▸ Task details
In the entries below, find every line with "text" and copy it.

[Document page records]
= = = = =

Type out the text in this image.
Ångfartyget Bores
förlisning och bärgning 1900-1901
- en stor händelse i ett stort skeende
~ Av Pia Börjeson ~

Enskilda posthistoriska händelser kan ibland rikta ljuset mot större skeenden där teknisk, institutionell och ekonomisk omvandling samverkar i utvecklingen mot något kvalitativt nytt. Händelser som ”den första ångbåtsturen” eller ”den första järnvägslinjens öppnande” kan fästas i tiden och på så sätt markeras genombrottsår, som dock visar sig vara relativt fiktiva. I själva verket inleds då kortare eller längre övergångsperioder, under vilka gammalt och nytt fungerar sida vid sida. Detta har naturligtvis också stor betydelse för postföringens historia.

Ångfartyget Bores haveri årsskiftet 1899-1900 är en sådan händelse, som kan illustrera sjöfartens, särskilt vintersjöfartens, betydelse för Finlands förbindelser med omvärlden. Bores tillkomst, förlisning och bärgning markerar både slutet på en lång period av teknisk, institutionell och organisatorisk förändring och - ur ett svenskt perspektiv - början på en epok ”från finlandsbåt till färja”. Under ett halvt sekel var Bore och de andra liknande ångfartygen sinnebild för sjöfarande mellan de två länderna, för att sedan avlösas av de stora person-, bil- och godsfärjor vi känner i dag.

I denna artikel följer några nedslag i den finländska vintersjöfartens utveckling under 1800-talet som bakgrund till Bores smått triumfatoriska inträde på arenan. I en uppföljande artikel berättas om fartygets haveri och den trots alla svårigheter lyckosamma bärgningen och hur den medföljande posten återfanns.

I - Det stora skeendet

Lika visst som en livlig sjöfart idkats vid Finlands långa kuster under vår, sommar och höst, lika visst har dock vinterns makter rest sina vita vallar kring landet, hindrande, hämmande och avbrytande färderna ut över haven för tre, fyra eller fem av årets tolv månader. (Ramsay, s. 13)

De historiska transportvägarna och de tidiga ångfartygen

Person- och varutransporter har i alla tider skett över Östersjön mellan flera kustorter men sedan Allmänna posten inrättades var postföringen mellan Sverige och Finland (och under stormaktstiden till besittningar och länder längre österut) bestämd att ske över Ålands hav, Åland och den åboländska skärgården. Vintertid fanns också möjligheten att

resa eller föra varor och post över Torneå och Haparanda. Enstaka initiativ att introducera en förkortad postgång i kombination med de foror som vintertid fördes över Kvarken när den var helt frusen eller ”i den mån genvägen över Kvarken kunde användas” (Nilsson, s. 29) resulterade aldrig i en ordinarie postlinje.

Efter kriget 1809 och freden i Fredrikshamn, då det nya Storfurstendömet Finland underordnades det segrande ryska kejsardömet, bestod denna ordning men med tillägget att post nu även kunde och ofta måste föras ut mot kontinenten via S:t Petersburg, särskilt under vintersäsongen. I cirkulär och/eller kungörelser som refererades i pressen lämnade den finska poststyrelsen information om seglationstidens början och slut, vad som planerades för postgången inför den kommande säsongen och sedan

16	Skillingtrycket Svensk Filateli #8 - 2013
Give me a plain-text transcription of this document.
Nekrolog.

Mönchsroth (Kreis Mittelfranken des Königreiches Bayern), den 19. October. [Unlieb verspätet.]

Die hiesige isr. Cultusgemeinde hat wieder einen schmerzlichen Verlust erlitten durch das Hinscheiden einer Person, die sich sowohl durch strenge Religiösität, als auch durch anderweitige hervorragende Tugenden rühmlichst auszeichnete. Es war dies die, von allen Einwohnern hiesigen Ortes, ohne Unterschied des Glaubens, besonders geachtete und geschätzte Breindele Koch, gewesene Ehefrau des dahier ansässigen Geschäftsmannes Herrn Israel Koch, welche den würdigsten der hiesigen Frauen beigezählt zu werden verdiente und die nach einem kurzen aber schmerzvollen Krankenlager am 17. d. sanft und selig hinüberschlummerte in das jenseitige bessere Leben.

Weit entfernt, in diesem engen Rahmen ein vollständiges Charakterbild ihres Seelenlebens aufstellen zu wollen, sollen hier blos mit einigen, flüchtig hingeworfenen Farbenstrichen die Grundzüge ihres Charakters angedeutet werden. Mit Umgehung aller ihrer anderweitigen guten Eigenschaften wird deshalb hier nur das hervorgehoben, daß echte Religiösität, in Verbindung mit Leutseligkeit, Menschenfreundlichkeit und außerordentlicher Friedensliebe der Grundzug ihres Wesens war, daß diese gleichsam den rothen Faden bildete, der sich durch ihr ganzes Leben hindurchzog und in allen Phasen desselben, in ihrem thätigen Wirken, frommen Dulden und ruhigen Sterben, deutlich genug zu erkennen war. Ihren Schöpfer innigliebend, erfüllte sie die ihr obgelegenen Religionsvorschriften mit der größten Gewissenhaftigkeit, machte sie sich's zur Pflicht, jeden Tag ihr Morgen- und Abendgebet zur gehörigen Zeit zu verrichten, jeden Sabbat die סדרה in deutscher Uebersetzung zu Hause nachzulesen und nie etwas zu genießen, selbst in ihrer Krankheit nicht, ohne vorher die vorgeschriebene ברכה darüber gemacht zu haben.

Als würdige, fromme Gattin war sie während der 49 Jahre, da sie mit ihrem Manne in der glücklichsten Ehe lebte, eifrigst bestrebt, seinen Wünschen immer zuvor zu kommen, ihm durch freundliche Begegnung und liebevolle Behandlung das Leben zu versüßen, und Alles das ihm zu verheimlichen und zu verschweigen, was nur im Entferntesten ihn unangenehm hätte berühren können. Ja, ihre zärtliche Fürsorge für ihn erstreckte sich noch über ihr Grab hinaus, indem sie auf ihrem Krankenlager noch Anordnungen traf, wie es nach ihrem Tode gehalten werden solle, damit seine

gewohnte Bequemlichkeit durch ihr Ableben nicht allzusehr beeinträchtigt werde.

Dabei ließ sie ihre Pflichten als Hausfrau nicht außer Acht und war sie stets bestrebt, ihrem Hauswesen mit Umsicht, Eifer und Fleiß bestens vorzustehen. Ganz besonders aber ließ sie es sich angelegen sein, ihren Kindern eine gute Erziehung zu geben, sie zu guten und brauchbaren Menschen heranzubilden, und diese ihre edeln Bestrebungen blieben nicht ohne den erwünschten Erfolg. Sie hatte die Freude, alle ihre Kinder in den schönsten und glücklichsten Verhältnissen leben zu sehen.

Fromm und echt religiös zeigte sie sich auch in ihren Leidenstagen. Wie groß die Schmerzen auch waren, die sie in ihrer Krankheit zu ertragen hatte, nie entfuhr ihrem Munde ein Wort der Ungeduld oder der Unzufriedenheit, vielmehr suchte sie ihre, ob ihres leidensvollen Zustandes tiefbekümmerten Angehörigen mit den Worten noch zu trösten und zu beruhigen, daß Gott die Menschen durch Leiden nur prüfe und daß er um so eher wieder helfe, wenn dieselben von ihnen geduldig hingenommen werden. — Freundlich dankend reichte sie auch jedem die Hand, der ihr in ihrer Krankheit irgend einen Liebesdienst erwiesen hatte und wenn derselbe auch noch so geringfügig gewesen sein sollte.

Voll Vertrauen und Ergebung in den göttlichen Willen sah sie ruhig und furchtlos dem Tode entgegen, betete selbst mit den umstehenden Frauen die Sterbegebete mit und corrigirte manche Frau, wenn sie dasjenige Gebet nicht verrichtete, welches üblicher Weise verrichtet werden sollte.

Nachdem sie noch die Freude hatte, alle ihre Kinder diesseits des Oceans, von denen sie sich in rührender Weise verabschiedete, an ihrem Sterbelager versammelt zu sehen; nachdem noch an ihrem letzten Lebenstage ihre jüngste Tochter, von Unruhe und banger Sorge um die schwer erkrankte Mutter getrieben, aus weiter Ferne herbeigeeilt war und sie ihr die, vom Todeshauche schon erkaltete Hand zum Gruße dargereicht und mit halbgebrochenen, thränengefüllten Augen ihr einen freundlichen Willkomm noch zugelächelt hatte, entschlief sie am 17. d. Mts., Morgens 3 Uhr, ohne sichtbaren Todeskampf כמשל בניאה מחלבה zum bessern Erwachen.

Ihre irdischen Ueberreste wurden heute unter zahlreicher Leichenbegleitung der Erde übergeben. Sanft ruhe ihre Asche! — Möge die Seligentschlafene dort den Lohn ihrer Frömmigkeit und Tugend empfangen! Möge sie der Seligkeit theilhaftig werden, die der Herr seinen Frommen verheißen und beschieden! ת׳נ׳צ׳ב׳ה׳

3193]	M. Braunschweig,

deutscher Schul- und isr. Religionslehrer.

= = = = =

▸ Output below
Type out the text in this image.
Give me a plain-text transcription of this document.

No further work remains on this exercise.